* [Task to complete] Return every entry exactly.

........

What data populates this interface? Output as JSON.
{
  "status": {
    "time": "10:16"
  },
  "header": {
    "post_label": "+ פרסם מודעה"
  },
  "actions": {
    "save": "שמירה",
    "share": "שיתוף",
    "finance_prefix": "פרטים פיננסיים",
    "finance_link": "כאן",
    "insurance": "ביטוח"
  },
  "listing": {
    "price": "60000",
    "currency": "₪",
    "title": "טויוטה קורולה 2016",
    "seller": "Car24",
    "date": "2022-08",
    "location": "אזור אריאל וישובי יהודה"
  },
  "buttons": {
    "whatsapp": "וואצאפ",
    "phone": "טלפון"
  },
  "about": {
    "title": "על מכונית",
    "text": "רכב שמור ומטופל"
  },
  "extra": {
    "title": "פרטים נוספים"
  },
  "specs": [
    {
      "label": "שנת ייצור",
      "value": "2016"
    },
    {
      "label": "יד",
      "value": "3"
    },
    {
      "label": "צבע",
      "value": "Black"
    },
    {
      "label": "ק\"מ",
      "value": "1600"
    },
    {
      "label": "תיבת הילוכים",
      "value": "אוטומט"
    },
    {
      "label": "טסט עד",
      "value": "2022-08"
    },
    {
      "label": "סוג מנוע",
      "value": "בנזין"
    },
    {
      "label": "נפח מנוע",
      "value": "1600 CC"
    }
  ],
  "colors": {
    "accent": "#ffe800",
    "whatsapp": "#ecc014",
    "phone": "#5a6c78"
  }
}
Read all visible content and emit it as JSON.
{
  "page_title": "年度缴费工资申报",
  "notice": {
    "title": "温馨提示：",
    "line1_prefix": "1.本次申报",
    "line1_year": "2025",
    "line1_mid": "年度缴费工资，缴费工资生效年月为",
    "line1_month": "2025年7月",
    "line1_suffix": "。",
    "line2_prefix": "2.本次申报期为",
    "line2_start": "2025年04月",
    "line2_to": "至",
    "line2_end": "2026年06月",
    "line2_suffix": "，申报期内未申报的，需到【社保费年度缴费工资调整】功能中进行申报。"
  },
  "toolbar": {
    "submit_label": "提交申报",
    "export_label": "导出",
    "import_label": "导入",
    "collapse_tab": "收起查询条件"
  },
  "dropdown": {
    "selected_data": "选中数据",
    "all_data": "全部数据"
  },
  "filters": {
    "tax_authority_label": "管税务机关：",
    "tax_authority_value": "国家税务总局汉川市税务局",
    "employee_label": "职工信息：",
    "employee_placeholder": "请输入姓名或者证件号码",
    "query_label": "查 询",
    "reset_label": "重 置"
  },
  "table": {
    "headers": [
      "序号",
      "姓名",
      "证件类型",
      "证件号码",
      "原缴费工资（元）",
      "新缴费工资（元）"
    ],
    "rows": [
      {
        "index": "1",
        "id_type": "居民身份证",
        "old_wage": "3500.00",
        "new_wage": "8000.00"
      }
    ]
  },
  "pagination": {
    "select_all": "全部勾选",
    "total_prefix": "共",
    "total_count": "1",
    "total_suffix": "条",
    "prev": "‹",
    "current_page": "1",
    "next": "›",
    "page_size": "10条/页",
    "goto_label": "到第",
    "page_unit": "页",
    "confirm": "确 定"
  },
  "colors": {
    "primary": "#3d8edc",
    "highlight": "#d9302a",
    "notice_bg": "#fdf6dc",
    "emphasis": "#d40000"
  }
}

........

* [Complete answer]
What data populates this interface? Output as JSON.
{
  "status": {
    "time": "10:16"
  },
  "header": {
    "post_label": "+ פרסם מודעה"
  },
  "actions": {
    "save": "שמירה",
    "share": "שיתוף",
    "finance_prefix": "פרטים פיננסיים",
    "finance_link": "כאן",
    "insurance": "ביטוח"
  },
  "listing": {
    "price": "60000",
    "currency": "₪",
    "title": "טויוטה קורולה 2016",
    "seller": "Car24",
    "date": "2022-08",
    "location": "אזור אריאל וישובי יהודה"
  },
  "buttons": {
    "whatsapp": "וואצאפ",
    "phone": "טלפון"
  },
  "about": {
    "title": "על מכונית",
    "text": "רכב שמור ומטופל"
  },
  "extra": {
    "title": "פרטים נוספים"
  },
  "specs": [
    {
      "label": "שנת ייצור",
      "value": "2016"
    },
    {
      "label": "יד",
      "value": "3"
    },
    {
      "label": "צבע",
      "value": "Black"
    },
    {
      "label": "ק\"מ",
      "value": "1600"
    },
    {
      "label": "תיבת הילוכים",
      "value": "אוטומט"
    },
    {
      "label": "טסט עד",
      "value": "2022-08"
    },
    {
      "label": "סוג מנוע",
      "value": "בנזין"
    },
    {
      "label": "נפח מנוע",
      "value": "1600 CC"
    }
  ],
  "colors": {
    "accent": "#ffe800",
    "whatsapp": "#ecc014",
    "phone": "#5a6c78"
  }
}
Read all visible content and emit it as JSON.
{
  "page_title": "年度缴费工资申报",
  "notice": {
    "title": "温馨提示：",
    "line1_prefix": "1.本次申报",
    "line1_year": "2025",
    "line1_mid": "年度缴费工资，缴费工资生效年月为",
    "line1_month": "2025年7月",
    "line1_suffix": "。",
    "line2_prefix": "2.本次申报期为",
    "line2_start": "2025年04月",
    "line2_to": "至",
    "line2_end": "2026年06月",
    "line2_suffix": "，申报期内未申报的，需到【社保费年度缴费工资调整】功能中进行申报。"
  },
  "toolbar": {
    "submit_label": "提交申报",
    "export_label": "导出",
    "import_label": "导入",
    "collapse_tab": "收起查询条件"
  },
  "dropdown": {
    "selected_data": "选中数据",
    "all_data": "全部数据"
  },
  "filters": {
    "tax_authority_label": "管税务机关：",
    "tax_authority_value": "国家税务总局汉川市税务局",
    "employee_label": "职工信息：",
    "employee_placeholder": "请输入姓名或者证件号码",
    "query_label": "查 询",
    "reset_label": "重 置"
  },
  "table": {
    "headers": [
      "序号",
      "姓名",
      "证件类型",
      "证件号码",
      "原缴费工资（元）",
      "新缴费工资（元）"
    ],
    "rows": [
      {
        "index": "1",
        "id_type": "居民身份证",
        "old_wage": "3500.00",
        "new_wage": "8000.00"
      }
    ]
  },
  "pagination": {
    "select_all": "全部勾选",
    "total_prefix": "共",
    "total_count": "1",
    "total_suffix": "条",
    "prev": "‹",
    "current_page": "1",
    "next": "›",
    "page_size": "10条/页",
    "goto_label": "到第",
    "page_unit": "页",
    "confirm": "确 定"
  },
  "colors": {
    "primary": "#3d8edc",
    "highlight": "#d9302a",
    "notice_bg": "#fdf6dc",
    "emphasis": "#d40000"
  }
}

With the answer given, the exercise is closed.